- Given instruction: Check every line below for the word "icon" and copy each one that has it.

'''

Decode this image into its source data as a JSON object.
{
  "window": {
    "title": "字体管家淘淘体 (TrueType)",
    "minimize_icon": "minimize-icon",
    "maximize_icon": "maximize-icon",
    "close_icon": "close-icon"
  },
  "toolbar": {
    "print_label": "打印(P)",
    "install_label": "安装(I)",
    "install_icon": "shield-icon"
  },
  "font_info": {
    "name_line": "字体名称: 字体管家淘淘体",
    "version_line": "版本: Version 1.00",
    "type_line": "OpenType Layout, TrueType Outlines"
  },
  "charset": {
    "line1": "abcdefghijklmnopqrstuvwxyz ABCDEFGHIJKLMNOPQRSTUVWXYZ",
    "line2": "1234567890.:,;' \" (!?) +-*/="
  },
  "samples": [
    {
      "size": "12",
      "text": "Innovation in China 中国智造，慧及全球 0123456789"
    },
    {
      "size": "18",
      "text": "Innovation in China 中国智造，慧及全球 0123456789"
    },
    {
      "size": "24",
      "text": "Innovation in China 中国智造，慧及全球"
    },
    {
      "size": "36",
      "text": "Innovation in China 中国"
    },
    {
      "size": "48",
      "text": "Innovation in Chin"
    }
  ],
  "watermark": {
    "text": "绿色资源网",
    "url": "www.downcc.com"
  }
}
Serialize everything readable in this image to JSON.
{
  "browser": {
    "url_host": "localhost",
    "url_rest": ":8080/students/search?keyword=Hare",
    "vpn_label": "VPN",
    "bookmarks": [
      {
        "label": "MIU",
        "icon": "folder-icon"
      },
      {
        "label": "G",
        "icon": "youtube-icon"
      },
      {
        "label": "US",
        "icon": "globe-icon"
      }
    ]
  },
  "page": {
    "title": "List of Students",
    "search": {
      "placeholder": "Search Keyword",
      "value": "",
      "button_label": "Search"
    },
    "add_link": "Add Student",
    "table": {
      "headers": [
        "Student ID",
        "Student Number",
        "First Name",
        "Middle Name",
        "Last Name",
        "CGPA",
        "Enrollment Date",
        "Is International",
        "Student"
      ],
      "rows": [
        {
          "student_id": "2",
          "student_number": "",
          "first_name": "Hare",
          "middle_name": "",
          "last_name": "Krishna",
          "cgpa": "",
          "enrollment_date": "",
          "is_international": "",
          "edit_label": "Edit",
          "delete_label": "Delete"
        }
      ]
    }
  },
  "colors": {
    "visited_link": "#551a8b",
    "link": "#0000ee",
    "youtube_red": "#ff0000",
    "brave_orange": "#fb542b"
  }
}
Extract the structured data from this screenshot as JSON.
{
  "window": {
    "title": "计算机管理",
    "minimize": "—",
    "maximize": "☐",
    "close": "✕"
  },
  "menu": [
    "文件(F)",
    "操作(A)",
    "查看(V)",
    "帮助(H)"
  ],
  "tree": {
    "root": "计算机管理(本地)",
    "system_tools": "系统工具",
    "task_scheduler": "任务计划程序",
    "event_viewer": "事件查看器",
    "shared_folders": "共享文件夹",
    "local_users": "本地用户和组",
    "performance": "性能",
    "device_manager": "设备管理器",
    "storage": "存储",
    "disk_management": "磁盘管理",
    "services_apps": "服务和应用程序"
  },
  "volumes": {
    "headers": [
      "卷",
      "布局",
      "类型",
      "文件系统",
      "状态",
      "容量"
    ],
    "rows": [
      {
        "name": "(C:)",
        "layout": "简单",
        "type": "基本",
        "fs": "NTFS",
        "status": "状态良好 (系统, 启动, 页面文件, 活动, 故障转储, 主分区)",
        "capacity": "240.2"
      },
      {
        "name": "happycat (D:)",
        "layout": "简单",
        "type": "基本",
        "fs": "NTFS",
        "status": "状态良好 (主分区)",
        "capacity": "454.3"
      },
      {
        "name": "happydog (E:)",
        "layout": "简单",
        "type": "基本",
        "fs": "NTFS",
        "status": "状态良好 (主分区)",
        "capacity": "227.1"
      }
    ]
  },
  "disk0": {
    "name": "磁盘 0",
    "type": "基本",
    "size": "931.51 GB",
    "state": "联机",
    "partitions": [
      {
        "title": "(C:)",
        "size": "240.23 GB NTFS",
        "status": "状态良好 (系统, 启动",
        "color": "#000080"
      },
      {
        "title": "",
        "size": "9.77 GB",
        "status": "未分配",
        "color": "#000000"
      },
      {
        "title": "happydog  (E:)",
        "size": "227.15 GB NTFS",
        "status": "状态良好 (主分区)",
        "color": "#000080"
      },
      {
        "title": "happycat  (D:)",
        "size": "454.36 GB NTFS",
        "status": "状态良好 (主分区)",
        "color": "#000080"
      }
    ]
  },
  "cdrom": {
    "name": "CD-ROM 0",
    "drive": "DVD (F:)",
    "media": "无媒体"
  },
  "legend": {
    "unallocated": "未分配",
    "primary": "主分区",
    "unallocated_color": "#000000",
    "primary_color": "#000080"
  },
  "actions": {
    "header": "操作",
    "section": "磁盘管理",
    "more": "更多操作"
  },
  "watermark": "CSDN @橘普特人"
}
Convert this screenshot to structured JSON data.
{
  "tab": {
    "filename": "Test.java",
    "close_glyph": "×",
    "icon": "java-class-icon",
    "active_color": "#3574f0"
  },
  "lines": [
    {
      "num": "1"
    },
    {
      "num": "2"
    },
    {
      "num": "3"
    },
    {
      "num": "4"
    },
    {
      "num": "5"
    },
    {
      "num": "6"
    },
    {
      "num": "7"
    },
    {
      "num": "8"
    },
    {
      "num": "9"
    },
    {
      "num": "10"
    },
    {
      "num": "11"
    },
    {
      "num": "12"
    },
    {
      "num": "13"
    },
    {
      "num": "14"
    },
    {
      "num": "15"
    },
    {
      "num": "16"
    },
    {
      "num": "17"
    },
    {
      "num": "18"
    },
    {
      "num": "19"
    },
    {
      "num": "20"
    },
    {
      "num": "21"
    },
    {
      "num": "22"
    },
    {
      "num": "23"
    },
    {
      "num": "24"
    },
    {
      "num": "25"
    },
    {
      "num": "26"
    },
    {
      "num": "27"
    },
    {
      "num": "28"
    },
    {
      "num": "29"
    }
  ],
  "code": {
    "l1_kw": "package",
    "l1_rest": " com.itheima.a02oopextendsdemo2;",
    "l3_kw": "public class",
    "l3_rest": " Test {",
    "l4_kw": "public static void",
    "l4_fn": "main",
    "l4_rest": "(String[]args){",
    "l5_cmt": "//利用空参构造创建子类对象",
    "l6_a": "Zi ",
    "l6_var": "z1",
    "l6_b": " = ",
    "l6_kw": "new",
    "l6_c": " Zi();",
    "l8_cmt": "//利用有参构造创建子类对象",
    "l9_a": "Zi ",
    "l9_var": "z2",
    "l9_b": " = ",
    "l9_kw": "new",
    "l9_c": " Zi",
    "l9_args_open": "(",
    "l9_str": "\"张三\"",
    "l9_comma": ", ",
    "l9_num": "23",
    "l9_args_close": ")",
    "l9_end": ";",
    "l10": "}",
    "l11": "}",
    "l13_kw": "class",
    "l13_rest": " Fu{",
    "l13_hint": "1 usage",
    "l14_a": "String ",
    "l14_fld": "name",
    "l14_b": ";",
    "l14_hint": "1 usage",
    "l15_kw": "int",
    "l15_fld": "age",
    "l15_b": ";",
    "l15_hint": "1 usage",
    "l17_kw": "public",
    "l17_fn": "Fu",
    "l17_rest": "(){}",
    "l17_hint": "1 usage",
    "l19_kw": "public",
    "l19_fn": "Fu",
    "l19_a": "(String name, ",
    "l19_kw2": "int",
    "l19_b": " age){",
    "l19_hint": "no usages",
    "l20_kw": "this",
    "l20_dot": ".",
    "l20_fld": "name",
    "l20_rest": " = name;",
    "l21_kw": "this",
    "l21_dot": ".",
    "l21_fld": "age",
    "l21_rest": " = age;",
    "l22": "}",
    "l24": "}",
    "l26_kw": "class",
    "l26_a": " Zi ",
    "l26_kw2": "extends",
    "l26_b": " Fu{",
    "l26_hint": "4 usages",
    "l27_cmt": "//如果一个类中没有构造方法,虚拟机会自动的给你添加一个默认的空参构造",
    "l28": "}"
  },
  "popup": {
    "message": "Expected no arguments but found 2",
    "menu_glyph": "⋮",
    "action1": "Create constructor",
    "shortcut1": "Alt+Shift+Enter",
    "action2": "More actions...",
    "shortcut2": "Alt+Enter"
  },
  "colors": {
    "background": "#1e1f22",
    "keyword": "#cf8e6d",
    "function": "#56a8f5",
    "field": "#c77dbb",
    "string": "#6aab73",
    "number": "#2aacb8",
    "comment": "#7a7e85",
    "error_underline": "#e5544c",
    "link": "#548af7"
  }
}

'''

- Full solution:
    "minimize_icon": "minimize-icon",
    "maximize_icon": "maximize-icon",
    "close_icon": "close-icon"
    "install_icon": "shield-icon"
        "icon": "folder-icon"
        "icon": "youtube-icon"
        "icon": "globe-icon"
    "icon": "java-class-icon",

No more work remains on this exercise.